### Records
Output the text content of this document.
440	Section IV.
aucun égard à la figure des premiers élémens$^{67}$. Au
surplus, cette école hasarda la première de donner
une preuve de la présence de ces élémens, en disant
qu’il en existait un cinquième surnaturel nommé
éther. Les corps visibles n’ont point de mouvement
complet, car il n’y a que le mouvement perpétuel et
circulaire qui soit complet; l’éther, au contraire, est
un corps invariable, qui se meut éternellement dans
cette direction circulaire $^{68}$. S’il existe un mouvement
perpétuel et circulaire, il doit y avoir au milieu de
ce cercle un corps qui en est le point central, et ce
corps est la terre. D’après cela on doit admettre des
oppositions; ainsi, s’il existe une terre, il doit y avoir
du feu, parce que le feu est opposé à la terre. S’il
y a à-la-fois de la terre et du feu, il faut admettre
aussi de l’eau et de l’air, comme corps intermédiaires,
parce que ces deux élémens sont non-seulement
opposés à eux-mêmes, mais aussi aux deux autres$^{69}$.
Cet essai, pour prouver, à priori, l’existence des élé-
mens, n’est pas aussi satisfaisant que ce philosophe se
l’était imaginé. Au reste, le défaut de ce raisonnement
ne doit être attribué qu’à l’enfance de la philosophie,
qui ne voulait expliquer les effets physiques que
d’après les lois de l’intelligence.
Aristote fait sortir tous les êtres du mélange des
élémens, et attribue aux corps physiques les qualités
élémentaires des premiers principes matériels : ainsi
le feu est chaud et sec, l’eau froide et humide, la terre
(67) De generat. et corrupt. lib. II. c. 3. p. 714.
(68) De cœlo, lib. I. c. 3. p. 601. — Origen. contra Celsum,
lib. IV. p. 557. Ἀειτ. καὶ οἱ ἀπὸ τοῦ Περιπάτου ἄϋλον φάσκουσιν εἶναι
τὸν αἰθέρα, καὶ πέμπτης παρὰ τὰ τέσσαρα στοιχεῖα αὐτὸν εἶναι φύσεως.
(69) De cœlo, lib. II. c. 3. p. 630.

### Exercise aim
Write out each line of the data above again, exactly as given.

### Worked answer
Output the text content of this document.
440	Section IV.
aucun égard à la figure des premiers élémens$^{67}$. Au
surplus, cette école hasarda la première de donner
une preuve de la présence de ces élémens, en disant
qu’il en existait un cinquième surnaturel nommé
éther. Les corps visibles n’ont point de mouvement
complet, car il n’y a que le mouvement perpétuel et
circulaire qui soit complet; l’éther, au contraire, est
un corps invariable, qui se meut éternellement dans
cette direction circulaire $^{68}$. S’il existe un mouvement
perpétuel et circulaire, il doit y avoir au milieu de
ce cercle un corps qui en est le point central, et ce
corps est la terre. D’après cela on doit admettre des
oppositions; ainsi, s’il existe une terre, il doit y avoir
du feu, parce que le feu est opposé à la terre. S’il
y a à-la-fois de la terre et du feu, il faut admettre
aussi de l’eau et de l’air, comme corps intermédiaires,
parce que ces deux élémens sont non-seulement
opposés à eux-mêmes, mais aussi aux deux autres$^{69}$.
Cet essai, pour prouver, à priori, l’existence des élé-
mens, n’est pas aussi satisfaisant que ce philosophe se
l’était imaginé. Au reste, le défaut de ce raisonnement
ne doit être attribué qu’à l’enfance de la philosophie,
qui ne voulait expliquer les effets physiques que
d’après les lois de l’intelligence.
Aristote fait sortir tous les êtres du mélange des
élémens, et attribue aux corps physiques les qualités
élémentaires des premiers principes matériels : ainsi
le feu est chaud et sec, l’eau froide et humide, la terre
(67) De generat. et corrupt. lib. II. c. 3. p. 714.
(68) De cœlo, lib. I. c. 3. p. 601. — Origen. contra Celsum,
lib. IV. p. 557. Ἀειτ. καὶ οἱ ἀπὸ τοῦ Περιπάτου ἄϋλον φάσκουσιν εἶναι
τὸν αἰθέρα, καὶ πέμπτης παρὰ τὰ τέσσαρα στοιχεῖα αὐτὸν εἶναι φύσεως.
(69) De cœlo, lib. II. c. 3. p. 630.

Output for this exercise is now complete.